--- WHAT THE TASK REQUIRES ---
Echo everything from "23.  Mr Govan" down to "for three months." in the tribunal hearing excerpt below, word for word.

--- EXCERPTED TEXT ---
##########
21.  Prior to the resumed hearing Miss Todd submitted a report, dated 19th August 2019, from the expert witness for the appellant, Dr Tran Thi Lan Anh.  She also submitted a supplementary witness statement dated 30th August 2019 by the appellant.  At the hearing she produced a further letter, dated 9th September 2019, from Dr Tran in response to a further query Miss Todd had raised.  Mr Govan had no objection to the lodging of the further letter and I allowed all the additional evidence to be admitted.

 

22.  The appellant was called as a witness for the purpose of adopting her additional statement.  She was cross-examined by Mr Govan about her contact with her family.  After hearing the appellant’s evidence I heard submissions, first from Mr Govan and then from Miss Todd.

 

Submissions

 

23.  Mr Govan submitted that the expert evidence now showed that temporary residence was available in Vietnam.  This would allow the appellant to relocate to another province, where she could obtain a temporary ho khau for three months.
##########
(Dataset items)
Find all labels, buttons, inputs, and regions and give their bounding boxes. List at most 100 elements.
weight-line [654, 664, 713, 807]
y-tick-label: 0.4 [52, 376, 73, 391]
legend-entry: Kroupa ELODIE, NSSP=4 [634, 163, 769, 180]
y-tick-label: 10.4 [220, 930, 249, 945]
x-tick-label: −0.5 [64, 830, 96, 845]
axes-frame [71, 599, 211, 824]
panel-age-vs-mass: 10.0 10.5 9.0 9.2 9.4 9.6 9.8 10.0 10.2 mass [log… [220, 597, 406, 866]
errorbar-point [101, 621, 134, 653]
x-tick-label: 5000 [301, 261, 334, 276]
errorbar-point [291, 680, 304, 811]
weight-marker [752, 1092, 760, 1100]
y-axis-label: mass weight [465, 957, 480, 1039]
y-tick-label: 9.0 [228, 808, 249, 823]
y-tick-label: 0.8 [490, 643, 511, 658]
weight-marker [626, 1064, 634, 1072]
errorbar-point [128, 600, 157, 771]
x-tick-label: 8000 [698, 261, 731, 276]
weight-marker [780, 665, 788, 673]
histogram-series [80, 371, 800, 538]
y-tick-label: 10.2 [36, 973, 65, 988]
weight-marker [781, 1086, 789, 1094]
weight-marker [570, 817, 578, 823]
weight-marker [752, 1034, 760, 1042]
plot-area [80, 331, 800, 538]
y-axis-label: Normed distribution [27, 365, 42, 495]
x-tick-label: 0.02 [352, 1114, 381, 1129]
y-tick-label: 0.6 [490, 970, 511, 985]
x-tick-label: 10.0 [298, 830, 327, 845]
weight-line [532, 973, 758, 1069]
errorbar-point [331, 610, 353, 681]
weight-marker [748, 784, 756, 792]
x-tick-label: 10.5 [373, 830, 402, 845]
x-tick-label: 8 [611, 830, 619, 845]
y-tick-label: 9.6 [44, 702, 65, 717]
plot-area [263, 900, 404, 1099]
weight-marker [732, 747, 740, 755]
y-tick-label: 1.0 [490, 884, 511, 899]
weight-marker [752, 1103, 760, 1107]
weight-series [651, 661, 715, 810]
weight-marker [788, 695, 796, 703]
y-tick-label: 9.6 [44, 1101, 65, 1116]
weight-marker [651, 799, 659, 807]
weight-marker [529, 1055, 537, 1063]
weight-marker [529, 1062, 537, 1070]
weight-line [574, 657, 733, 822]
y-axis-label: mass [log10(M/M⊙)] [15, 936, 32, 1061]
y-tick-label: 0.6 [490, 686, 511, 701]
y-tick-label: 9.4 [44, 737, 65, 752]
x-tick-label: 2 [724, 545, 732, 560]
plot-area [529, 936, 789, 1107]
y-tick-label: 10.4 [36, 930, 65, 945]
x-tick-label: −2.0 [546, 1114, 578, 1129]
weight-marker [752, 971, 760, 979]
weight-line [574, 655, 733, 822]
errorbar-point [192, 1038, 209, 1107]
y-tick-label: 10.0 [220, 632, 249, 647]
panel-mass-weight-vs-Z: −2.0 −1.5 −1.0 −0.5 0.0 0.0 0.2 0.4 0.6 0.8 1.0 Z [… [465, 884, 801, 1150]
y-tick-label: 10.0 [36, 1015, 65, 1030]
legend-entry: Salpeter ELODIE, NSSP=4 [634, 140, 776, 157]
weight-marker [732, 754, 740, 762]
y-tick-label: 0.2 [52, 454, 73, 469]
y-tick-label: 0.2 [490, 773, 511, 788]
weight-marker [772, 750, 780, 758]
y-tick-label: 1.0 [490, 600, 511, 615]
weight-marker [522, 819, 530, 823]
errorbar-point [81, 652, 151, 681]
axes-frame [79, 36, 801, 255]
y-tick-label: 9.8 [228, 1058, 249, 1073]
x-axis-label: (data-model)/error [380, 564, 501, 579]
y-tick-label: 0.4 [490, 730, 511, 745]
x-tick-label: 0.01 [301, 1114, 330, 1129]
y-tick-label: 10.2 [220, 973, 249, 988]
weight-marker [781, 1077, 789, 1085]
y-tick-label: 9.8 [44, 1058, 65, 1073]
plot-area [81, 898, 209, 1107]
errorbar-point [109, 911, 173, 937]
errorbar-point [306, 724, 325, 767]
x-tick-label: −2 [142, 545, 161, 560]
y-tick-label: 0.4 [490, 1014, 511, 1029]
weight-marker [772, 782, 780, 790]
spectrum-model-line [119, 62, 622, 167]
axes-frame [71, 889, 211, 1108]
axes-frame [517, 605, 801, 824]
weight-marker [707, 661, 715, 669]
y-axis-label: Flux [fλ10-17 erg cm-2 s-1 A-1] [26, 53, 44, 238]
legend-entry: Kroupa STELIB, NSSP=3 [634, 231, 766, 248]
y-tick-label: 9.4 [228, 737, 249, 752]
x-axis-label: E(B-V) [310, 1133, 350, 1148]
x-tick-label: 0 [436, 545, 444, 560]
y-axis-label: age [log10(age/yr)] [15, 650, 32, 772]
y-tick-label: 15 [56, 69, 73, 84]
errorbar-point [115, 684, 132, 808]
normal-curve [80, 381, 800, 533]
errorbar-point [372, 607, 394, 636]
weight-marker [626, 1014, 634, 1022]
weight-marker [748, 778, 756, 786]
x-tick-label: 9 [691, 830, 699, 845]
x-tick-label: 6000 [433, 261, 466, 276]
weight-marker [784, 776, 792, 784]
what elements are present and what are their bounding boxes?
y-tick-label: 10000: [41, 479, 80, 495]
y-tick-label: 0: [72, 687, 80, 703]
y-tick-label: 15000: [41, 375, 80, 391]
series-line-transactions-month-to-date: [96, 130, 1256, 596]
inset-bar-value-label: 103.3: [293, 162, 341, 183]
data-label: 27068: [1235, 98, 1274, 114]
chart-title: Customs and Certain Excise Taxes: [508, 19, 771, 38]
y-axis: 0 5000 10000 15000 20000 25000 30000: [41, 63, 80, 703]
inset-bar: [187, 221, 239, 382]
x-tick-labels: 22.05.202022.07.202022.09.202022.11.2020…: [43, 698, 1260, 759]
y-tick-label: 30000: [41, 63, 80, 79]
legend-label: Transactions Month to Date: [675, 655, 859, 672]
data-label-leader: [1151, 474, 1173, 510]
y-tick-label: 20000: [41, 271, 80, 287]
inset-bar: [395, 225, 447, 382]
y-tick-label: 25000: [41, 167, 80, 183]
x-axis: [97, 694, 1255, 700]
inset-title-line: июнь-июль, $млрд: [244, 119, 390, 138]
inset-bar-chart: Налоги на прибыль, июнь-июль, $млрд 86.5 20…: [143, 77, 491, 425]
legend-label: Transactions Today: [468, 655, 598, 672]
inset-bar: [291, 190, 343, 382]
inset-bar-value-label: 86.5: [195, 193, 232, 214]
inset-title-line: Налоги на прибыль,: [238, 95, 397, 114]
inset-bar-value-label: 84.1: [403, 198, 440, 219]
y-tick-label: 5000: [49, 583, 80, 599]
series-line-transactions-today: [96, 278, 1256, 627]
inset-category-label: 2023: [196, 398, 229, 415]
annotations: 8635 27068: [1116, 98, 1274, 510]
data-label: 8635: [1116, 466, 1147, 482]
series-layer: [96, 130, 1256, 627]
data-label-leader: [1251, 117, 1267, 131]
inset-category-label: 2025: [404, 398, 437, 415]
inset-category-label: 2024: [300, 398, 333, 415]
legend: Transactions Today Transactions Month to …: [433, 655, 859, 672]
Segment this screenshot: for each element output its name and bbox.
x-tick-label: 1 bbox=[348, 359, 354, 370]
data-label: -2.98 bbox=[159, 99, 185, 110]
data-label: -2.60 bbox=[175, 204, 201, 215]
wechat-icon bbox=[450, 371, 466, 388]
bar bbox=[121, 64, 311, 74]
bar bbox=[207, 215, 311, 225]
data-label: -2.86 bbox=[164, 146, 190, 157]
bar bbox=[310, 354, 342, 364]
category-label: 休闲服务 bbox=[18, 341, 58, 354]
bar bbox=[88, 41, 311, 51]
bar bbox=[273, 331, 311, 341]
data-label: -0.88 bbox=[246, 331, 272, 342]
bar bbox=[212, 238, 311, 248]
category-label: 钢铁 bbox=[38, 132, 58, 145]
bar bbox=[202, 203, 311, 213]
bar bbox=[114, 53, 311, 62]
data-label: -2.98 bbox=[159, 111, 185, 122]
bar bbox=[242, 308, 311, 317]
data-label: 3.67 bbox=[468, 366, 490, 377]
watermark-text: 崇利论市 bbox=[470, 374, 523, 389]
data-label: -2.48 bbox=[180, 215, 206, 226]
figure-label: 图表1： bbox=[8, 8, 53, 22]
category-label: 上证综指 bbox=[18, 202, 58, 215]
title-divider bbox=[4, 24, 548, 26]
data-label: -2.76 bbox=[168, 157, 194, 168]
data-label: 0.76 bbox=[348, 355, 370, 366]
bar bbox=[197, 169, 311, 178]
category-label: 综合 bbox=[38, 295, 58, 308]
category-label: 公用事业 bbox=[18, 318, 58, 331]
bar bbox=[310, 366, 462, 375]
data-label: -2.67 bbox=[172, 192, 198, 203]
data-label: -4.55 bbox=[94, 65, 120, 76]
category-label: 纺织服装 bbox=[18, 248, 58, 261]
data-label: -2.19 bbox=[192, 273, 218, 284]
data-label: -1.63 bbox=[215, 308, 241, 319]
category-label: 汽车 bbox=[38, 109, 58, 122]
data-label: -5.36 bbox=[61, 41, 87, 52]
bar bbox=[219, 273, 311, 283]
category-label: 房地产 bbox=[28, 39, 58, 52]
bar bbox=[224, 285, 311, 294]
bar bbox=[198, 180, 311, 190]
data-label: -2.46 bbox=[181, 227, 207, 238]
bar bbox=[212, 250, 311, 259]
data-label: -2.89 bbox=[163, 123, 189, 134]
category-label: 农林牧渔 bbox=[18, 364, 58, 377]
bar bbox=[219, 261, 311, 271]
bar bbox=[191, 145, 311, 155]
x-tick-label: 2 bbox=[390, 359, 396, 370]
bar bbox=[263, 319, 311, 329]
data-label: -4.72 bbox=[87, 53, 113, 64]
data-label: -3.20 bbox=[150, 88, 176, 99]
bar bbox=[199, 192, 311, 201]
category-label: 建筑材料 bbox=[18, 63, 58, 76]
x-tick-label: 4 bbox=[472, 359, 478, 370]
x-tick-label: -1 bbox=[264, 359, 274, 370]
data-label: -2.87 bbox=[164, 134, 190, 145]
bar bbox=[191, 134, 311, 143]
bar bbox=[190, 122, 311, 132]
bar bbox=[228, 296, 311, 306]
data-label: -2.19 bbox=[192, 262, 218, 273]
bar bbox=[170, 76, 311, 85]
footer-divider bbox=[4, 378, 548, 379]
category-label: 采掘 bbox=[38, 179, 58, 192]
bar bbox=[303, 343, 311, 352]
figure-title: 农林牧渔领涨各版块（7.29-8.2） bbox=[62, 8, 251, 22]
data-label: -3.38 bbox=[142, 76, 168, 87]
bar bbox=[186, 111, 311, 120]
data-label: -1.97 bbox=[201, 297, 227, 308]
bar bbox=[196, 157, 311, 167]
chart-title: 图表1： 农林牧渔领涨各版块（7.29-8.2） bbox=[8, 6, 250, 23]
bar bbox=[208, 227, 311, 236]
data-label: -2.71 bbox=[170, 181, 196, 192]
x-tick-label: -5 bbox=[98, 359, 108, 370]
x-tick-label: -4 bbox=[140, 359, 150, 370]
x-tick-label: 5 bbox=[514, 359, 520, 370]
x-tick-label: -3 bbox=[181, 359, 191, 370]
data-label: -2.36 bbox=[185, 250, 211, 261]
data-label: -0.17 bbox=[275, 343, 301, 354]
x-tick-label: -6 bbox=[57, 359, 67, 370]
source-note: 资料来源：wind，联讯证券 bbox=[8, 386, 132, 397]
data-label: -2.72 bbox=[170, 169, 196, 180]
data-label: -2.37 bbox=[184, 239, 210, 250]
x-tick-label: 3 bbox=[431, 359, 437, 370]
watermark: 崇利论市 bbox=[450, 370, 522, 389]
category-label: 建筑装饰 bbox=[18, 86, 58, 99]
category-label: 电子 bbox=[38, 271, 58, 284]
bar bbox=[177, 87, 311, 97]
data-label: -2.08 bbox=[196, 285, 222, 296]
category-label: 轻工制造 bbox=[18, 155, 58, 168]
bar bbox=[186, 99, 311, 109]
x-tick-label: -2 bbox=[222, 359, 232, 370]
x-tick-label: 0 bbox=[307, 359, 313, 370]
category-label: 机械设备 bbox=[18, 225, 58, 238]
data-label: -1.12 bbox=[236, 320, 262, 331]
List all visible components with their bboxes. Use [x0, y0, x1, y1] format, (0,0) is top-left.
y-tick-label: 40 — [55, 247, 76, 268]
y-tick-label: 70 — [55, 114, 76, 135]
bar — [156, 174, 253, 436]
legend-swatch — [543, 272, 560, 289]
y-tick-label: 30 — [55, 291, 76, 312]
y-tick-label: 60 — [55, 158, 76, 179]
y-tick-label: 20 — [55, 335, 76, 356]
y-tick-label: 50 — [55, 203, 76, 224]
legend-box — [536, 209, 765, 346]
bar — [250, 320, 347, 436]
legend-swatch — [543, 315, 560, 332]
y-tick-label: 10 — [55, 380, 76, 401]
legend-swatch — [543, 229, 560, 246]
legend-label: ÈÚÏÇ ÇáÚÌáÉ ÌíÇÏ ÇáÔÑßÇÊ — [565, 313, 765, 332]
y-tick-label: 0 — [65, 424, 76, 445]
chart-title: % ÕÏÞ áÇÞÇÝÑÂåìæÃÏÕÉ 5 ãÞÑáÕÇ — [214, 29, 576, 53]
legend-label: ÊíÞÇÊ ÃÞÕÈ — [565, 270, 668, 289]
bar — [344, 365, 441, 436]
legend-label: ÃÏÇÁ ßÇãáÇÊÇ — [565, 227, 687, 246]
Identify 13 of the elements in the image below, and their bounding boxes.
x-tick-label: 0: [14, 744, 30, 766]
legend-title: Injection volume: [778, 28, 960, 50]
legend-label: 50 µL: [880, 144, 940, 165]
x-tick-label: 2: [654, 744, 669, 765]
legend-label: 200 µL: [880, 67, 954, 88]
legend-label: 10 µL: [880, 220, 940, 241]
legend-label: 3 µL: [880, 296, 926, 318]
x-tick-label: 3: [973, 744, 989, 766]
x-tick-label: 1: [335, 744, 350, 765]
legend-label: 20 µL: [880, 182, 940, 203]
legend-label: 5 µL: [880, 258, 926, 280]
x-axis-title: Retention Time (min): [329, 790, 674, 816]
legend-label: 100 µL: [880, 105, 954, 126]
##########
--- TASK SOLUTION ---
23.  Mr Govan submitted that the expert evidence now showed that temporary residence was available in Vietnam.  This would allow the appellant to relocate to another province, where she could obtain a temporary ho khau for three months.